━━ Source records

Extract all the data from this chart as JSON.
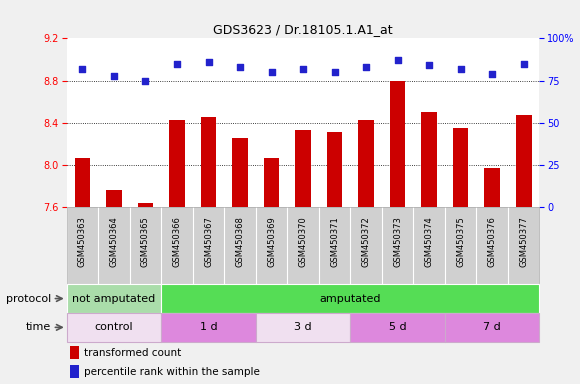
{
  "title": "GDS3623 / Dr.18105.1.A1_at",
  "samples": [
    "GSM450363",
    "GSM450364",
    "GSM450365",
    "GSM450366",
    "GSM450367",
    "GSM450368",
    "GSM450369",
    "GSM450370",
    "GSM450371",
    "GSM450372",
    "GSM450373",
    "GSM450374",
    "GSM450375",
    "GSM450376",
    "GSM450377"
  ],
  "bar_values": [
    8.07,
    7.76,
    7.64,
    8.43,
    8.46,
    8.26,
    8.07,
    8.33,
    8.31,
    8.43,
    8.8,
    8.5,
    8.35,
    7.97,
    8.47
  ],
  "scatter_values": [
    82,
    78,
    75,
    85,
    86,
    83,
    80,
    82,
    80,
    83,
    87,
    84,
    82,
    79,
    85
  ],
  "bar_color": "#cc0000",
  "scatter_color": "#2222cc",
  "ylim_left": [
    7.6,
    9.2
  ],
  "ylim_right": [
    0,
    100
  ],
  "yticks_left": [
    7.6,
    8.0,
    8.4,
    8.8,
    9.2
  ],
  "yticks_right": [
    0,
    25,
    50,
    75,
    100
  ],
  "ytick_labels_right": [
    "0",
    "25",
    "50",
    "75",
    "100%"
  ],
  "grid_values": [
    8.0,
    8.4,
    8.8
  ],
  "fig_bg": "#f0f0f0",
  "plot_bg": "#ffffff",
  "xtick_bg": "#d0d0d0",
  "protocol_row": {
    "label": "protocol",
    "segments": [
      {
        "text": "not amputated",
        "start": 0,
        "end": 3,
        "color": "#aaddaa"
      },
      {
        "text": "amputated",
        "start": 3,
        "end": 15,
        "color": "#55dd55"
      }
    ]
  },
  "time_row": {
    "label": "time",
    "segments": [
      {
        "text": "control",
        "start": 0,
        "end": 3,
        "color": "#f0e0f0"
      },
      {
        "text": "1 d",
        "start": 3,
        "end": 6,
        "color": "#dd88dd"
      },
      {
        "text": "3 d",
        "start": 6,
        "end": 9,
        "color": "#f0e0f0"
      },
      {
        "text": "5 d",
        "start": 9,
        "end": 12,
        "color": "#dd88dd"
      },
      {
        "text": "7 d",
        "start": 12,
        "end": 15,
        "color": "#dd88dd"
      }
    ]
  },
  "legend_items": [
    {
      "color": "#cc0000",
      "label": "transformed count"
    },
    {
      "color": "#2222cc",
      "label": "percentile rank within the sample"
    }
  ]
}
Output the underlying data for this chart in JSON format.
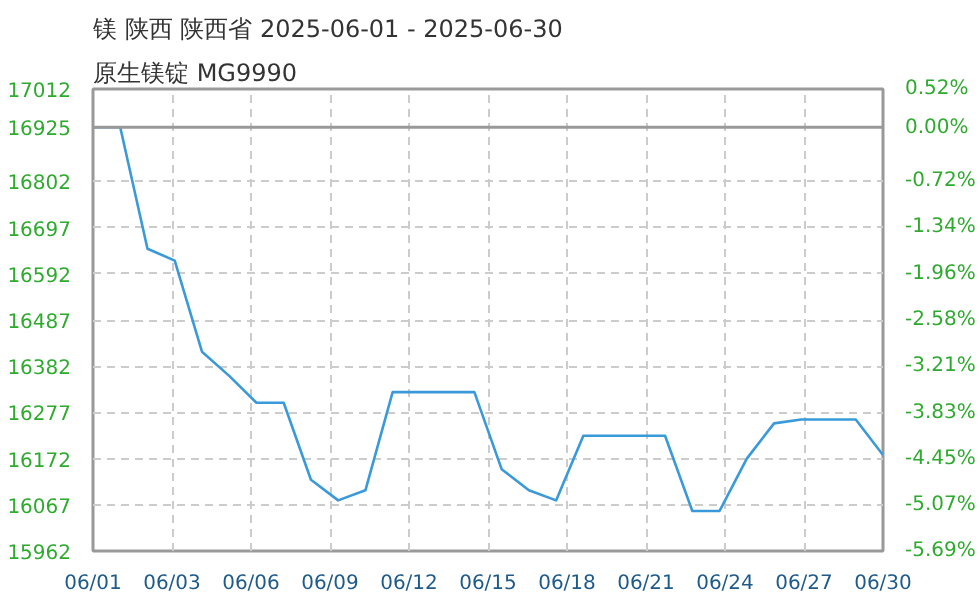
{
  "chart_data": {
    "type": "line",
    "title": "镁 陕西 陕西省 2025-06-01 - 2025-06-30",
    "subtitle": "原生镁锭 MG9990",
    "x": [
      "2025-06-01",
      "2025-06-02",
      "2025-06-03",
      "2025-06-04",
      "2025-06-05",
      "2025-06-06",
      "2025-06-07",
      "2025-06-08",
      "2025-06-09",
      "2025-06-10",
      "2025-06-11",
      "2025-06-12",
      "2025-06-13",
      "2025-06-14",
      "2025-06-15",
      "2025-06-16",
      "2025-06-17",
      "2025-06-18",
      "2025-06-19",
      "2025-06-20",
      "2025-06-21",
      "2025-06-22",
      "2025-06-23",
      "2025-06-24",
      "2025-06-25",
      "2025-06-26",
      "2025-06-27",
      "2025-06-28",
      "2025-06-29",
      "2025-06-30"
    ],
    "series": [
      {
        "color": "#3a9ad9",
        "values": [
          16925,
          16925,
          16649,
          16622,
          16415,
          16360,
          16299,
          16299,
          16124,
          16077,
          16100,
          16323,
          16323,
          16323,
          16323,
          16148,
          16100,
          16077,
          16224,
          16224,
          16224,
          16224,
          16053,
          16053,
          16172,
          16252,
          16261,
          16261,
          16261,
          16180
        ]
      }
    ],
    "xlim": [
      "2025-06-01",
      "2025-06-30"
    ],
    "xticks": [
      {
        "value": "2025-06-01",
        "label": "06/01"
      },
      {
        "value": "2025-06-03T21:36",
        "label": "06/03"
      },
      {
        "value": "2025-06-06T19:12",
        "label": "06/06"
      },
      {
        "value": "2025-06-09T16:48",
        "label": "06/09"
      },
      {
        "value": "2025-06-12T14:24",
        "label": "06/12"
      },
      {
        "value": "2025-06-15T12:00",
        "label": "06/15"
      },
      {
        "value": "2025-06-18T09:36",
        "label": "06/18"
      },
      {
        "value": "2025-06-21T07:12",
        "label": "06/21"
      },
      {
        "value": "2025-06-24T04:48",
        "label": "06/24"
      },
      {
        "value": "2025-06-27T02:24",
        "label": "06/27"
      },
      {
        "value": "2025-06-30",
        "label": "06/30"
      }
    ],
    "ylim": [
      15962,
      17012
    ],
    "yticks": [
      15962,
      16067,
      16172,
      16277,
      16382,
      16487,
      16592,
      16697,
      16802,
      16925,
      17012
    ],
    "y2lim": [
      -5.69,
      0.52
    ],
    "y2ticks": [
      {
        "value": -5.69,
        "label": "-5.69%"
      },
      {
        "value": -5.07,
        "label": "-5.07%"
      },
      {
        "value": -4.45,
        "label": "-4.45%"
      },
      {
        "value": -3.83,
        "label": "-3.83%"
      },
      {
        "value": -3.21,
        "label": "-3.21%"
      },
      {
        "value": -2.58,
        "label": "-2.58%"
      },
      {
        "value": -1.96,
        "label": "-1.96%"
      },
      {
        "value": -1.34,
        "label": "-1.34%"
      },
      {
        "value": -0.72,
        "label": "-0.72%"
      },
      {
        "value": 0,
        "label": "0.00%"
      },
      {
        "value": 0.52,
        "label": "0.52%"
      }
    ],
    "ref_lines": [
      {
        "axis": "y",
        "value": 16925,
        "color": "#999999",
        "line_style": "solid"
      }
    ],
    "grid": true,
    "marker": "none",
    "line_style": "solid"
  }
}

━━━━

● What the task asks:
Establish how many lines of the material above hold the word "this". Nothing but the count should be returned.

● Response:
2